MATERIAL:
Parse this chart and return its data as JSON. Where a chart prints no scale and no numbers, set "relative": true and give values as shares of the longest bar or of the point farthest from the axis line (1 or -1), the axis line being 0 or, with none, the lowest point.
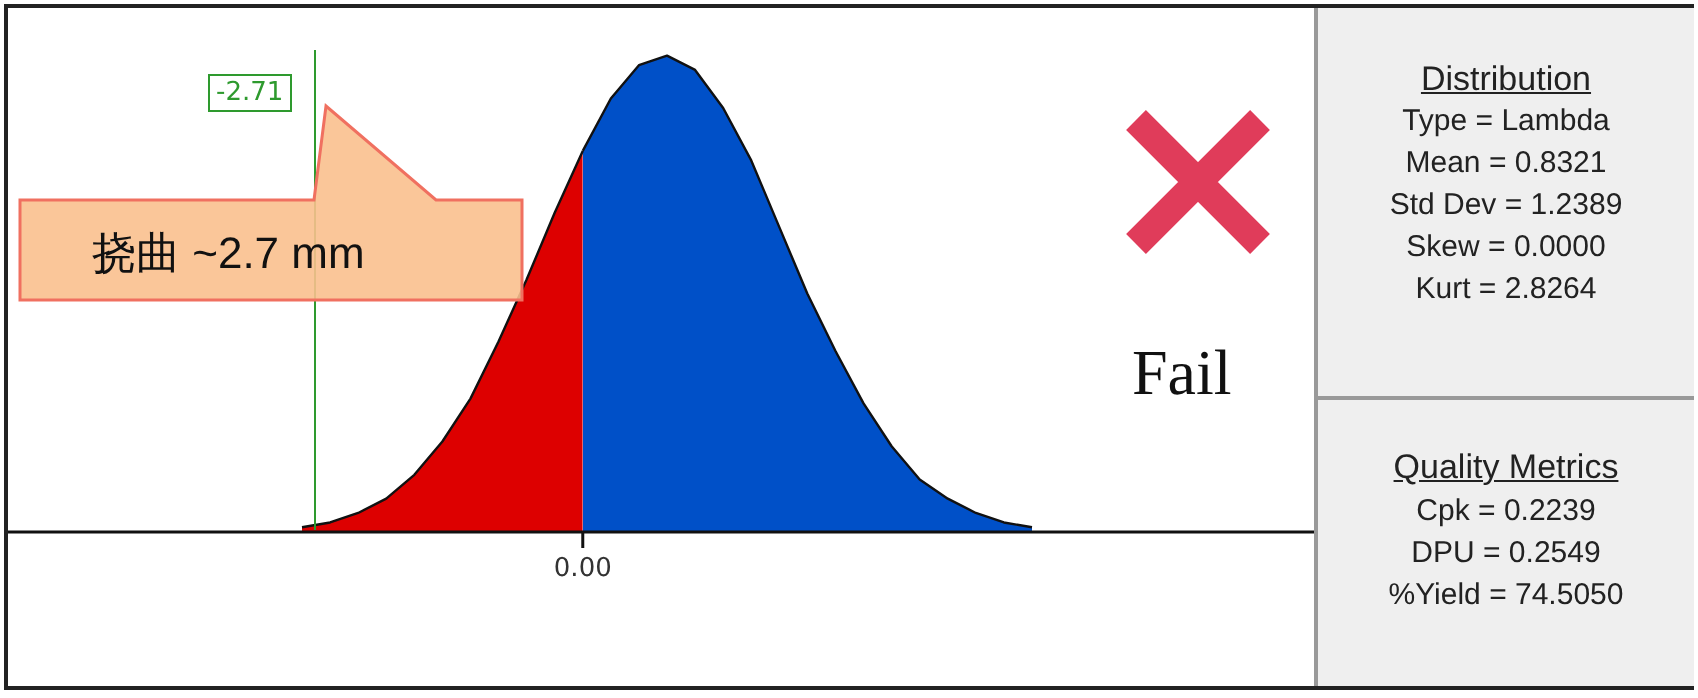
{
  "chart_data": {
    "type": "area",
    "relative": true,
    "categories": [
      null,
      null,
      null,
      null,
      null,
      null,
      null,
      null,
      null,
      null,
      null,
      null,
      null,
      null,
      null,
      null,
      null,
      null,
      null,
      null,
      null,
      null,
      null,
      null,
      null,
      null,
      null
    ],
    "series": [
      {
        "color": "#dd0000",
        "values": [
          0.01,
          0.02,
          0.04,
          0.07,
          0.12,
          0.19,
          0.28,
          0.4,
          0.53,
          0.67,
          0.8,
          null,
          null,
          null,
          null,
          null,
          null,
          null,
          null,
          null,
          null,
          null,
          null,
          null,
          null,
          null,
          null
        ]
      },
      {
        "color": "#0050c8",
        "values": [
          null,
          null,
          null,
          null,
          null,
          null,
          null,
          null,
          null,
          null,
          0.8,
          0.91,
          0.98,
          1,
          0.97,
          0.89,
          0.78,
          0.64,
          0.5,
          0.38,
          0.27,
          0.18,
          0.11,
          0.07,
          0.04,
          0.02,
          0.01
        ]
      }
    ],
    "annotations": [
      "挠曲 ~2.7 mm",
      "Fail",
      "Distribution",
      "Type = Lambda",
      "Mean = 0.8321",
      "Std Dev = 1.2389",
      "Skew = 0.0000",
      "Kurt = 2.8264",
      "Quality Metrics",
      "Cpk = 0.2239",
      "DPU = 0.2549",
      "%Yield = 74.5050",
      "-2.71",
      "0.00"
    ],
    "legend": false
  }
}
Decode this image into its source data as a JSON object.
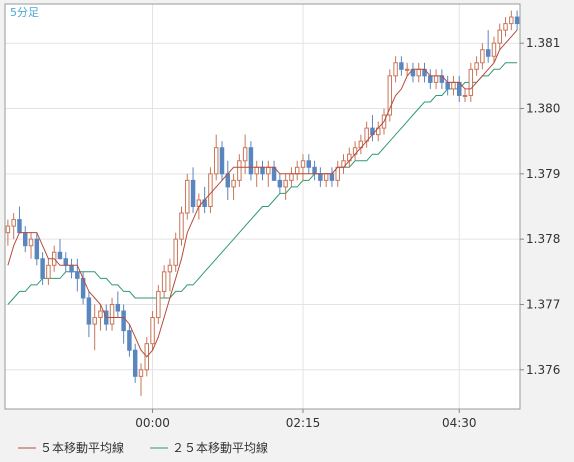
{
  "colors": {
    "page_bg": "#f2f2f2",
    "plot_bg": "#ffffff",
    "grid": "#e3e3e3",
    "axis": "#888888",
    "up_candle": "#ffffff",
    "up_border": "#c8765a",
    "down_candle": "#5a86c0",
    "down_border": "#5a86c0",
    "ma5": "#b84a3a",
    "ma25": "#2f9a70",
    "timeframe_text": "#4aa8d8",
    "tick_text": "#333333"
  },
  "chart_data": {
    "type": "candlestick",
    "title": "5分足",
    "ylim": [
      1.3754,
      1.3816
    ],
    "y_ticks": [
      1.376,
      1.377,
      1.378,
      1.379,
      1.38,
      1.381
    ],
    "y_tick_labels": [
      "1.376",
      "1.377",
      "1.378",
      "1.379",
      "1.380",
      "1.381"
    ],
    "x_ticks": [
      {
        "index": 25,
        "label": "00:00"
      },
      {
        "index": 51,
        "label": "02:15"
      },
      {
        "index": 78,
        "label": "04:30"
      }
    ],
    "grid": true,
    "legend_position": "bottom",
    "legend": [
      {
        "name": "５本移動平均線",
        "color": "#b84a3a"
      },
      {
        "name": "２５本移動平均線",
        "color": "#2f9a70"
      }
    ],
    "candles": [
      [
        1.3781,
        1.3783,
        1.3779,
        1.3782
      ],
      [
        1.3782,
        1.3784,
        1.378,
        1.3783
      ],
      [
        1.3783,
        1.3785,
        1.3781,
        1.3781
      ],
      [
        1.3781,
        1.3782,
        1.3778,
        1.3779
      ],
      [
        1.3779,
        1.3781,
        1.3777,
        1.378
      ],
      [
        1.378,
        1.3781,
        1.3776,
        1.3777
      ],
      [
        1.3777,
        1.3778,
        1.3773,
        1.3774
      ],
      [
        1.3774,
        1.3777,
        1.3773,
        1.3776
      ],
      [
        1.3776,
        1.3779,
        1.3775,
        1.3778
      ],
      [
        1.3778,
        1.378,
        1.3777,
        1.3777
      ],
      [
        1.3777,
        1.3778,
        1.3775,
        1.3776
      ],
      [
        1.3776,
        1.3777,
        1.3774,
        1.3775
      ],
      [
        1.3775,
        1.3777,
        1.3772,
        1.3774
      ],
      [
        1.3774,
        1.3775,
        1.377,
        1.3771
      ],
      [
        1.3771,
        1.3772,
        1.3765,
        1.3767
      ],
      [
        1.3767,
        1.377,
        1.3763,
        1.3768
      ],
      [
        1.3768,
        1.377,
        1.3766,
        1.3769
      ],
      [
        1.3769,
        1.377,
        1.3766,
        1.3767
      ],
      [
        1.3767,
        1.3771,
        1.3766,
        1.377
      ],
      [
        1.377,
        1.3772,
        1.3768,
        1.3769
      ],
      [
        1.3769,
        1.377,
        1.3764,
        1.3766
      ],
      [
        1.3766,
        1.3767,
        1.3762,
        1.3763
      ],
      [
        1.3763,
        1.3764,
        1.3758,
        1.3759
      ],
      [
        1.3759,
        1.3761,
        1.3756,
        1.376
      ],
      [
        1.376,
        1.3765,
        1.3759,
        1.3764
      ],
      [
        1.3764,
        1.3769,
        1.3763,
        1.3768
      ],
      [
        1.3768,
        1.3773,
        1.3767,
        1.3772
      ],
      [
        1.3772,
        1.3776,
        1.3771,
        1.3775
      ],
      [
        1.3775,
        1.3777,
        1.3772,
        1.3776
      ],
      [
        1.3776,
        1.3781,
        1.3775,
        1.378
      ],
      [
        1.378,
        1.3785,
        1.3779,
        1.3784
      ],
      [
        1.3784,
        1.379,
        1.3783,
        1.3789
      ],
      [
        1.3789,
        1.3791,
        1.3784,
        1.3785
      ],
      [
        1.3785,
        1.3787,
        1.3783,
        1.3786
      ],
      [
        1.3786,
        1.3788,
        1.3784,
        1.3785
      ],
      [
        1.3785,
        1.3791,
        1.3784,
        1.379
      ],
      [
        1.379,
        1.3796,
        1.3789,
        1.3794
      ],
      [
        1.3794,
        1.3795,
        1.3789,
        1.379
      ],
      [
        1.379,
        1.3792,
        1.3786,
        1.3788
      ],
      [
        1.3788,
        1.379,
        1.3786,
        1.3789
      ],
      [
        1.3789,
        1.3793,
        1.3788,
        1.3792
      ],
      [
        1.3792,
        1.3796,
        1.379,
        1.3794
      ],
      [
        1.3794,
        1.3795,
        1.3789,
        1.379
      ],
      [
        1.379,
        1.3792,
        1.3788,
        1.3791
      ],
      [
        1.3791,
        1.3792,
        1.3789,
        1.379
      ],
      [
        1.379,
        1.3792,
        1.3788,
        1.3791
      ],
      [
        1.3791,
        1.3792,
        1.3789,
        1.3789
      ],
      [
        1.3789,
        1.379,
        1.3787,
        1.3788
      ],
      [
        1.3788,
        1.379,
        1.3786,
        1.3789
      ],
      [
        1.3789,
        1.3791,
        1.3788,
        1.379
      ],
      [
        1.379,
        1.3792,
        1.3789,
        1.3791
      ],
      [
        1.3791,
        1.3793,
        1.3789,
        1.3792
      ],
      [
        1.3792,
        1.3793,
        1.379,
        1.3791
      ],
      [
        1.3791,
        1.3792,
        1.3789,
        1.379
      ],
      [
        1.379,
        1.3791,
        1.3788,
        1.3789
      ],
      [
        1.3789,
        1.379,
        1.3788,
        1.379
      ],
      [
        1.379,
        1.3791,
        1.3788,
        1.3789
      ],
      [
        1.3789,
        1.3792,
        1.3788,
        1.3791
      ],
      [
        1.3791,
        1.3793,
        1.379,
        1.3792
      ],
      [
        1.3792,
        1.3794,
        1.3791,
        1.3793
      ],
      [
        1.3793,
        1.3795,
        1.3792,
        1.3794
      ],
      [
        1.3794,
        1.3796,
        1.3793,
        1.3795
      ],
      [
        1.3795,
        1.3798,
        1.3794,
        1.3797
      ],
      [
        1.3797,
        1.3799,
        1.3795,
        1.3796
      ],
      [
        1.3796,
        1.3798,
        1.3795,
        1.3797
      ],
      [
        1.3797,
        1.38,
        1.3796,
        1.3799
      ],
      [
        1.3799,
        1.3806,
        1.3798,
        1.3805
      ],
      [
        1.3805,
        1.3808,
        1.3804,
        1.3807
      ],
      [
        1.3807,
        1.3808,
        1.3805,
        1.3806
      ],
      [
        1.3806,
        1.3807,
        1.3805,
        1.3806
      ],
      [
        1.3806,
        1.3807,
        1.3804,
        1.3805
      ],
      [
        1.3805,
        1.3807,
        1.3804,
        1.3806
      ],
      [
        1.3806,
        1.3807,
        1.3804,
        1.3805
      ],
      [
        1.3805,
        1.3806,
        1.3803,
        1.3804
      ],
      [
        1.3804,
        1.3806,
        1.3803,
        1.3805
      ],
      [
        1.3805,
        1.3806,
        1.3803,
        1.3804
      ],
      [
        1.3804,
        1.3805,
        1.3802,
        1.3803
      ],
      [
        1.3803,
        1.3805,
        1.3802,
        1.3804
      ],
      [
        1.3804,
        1.3805,
        1.3801,
        1.3802
      ],
      [
        1.3802,
        1.3803,
        1.3801,
        1.3802
      ],
      [
        1.3802,
        1.3807,
        1.3801,
        1.3806
      ],
      [
        1.3806,
        1.3808,
        1.3805,
        1.3807
      ],
      [
        1.3807,
        1.381,
        1.3806,
        1.3809
      ],
      [
        1.3809,
        1.3812,
        1.3807,
        1.3808
      ],
      [
        1.3808,
        1.3811,
        1.3807,
        1.381
      ],
      [
        1.381,
        1.3813,
        1.3809,
        1.3812
      ],
      [
        1.3812,
        1.3814,
        1.3811,
        1.3813
      ],
      [
        1.3813,
        1.3815,
        1.3812,
        1.3814
      ],
      [
        1.3814,
        1.3815,
        1.3812,
        1.3813
      ]
    ],
    "ma5": [
      1.3776,
      1.3779,
      1.3781,
      1.3781,
      1.3781,
      1.3781,
      1.3779,
      1.3777,
      1.3777,
      1.3776,
      1.3776,
      1.3776,
      1.3776,
      1.3774,
      1.3772,
      1.3771,
      1.377,
      1.3768,
      1.3768,
      1.3768,
      1.3768,
      1.3767,
      1.3765,
      1.3763,
      1.3762,
      1.3763,
      1.3765,
      1.3768,
      1.3771,
      1.3774,
      1.3777,
      1.3781,
      1.3783,
      1.3785,
      1.3786,
      1.3787,
      1.3788,
      1.3789,
      1.379,
      1.3791,
      1.3791,
      1.3791,
      1.3791,
      1.3791,
      1.3791,
      1.3791,
      1.3791,
      1.379,
      1.379,
      1.379,
      1.379,
      1.379,
      1.379,
      1.379,
      1.379,
      1.379,
      1.379,
      1.3791,
      1.3791,
      1.3792,
      1.3793,
      1.3794,
      1.3795,
      1.3796,
      1.3797,
      1.3798,
      1.38,
      1.3802,
      1.3803,
      1.3805,
      1.3806,
      1.3806,
      1.3806,
      1.3805,
      1.3805,
      1.3805,
      1.3804,
      1.3804,
      1.3804,
      1.3803,
      1.3803,
      1.3804,
      1.3805,
      1.3806,
      1.3807,
      1.3809,
      1.381,
      1.3811,
      1.3812
    ],
    "ma25": [
      1.377,
      1.3771,
      1.3772,
      1.3772,
      1.3773,
      1.3773,
      1.3774,
      1.3774,
      1.3774,
      1.3774,
      1.3775,
      1.3775,
      1.3775,
      1.3775,
      1.3775,
      1.3775,
      1.3774,
      1.3774,
      1.3773,
      1.3773,
      1.3772,
      1.3772,
      1.3771,
      1.3771,
      1.3771,
      1.3771,
      1.3771,
      1.3771,
      1.3771,
      1.3772,
      1.3772,
      1.3773,
      1.3773,
      1.3774,
      1.3775,
      1.3776,
      1.3777,
      1.3778,
      1.3779,
      1.378,
      1.3781,
      1.3782,
      1.3783,
      1.3784,
      1.3785,
      1.3785,
      1.3786,
      1.3787,
      1.3787,
      1.3788,
      1.3788,
      1.3789,
      1.3789,
      1.379,
      1.379,
      1.379,
      1.379,
      1.3791,
      1.3791,
      1.3791,
      1.3792,
      1.3792,
      1.3792,
      1.3793,
      1.3793,
      1.3794,
      1.3795,
      1.3796,
      1.3797,
      1.3798,
      1.3799,
      1.38,
      1.3801,
      1.3801,
      1.3802,
      1.3802,
      1.3803,
      1.3803,
      1.3803,
      1.3804,
      1.3804,
      1.3804,
      1.3805,
      1.3805,
      1.3806,
      1.3806,
      1.3807,
      1.3807,
      1.3807
    ]
  }
}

EXERCISE DIRECTIONS:
Identify the lines in the records above that contain the word "relative", then state how many there are and nothing more.

SOLUTION TO THE PROBLEM:
2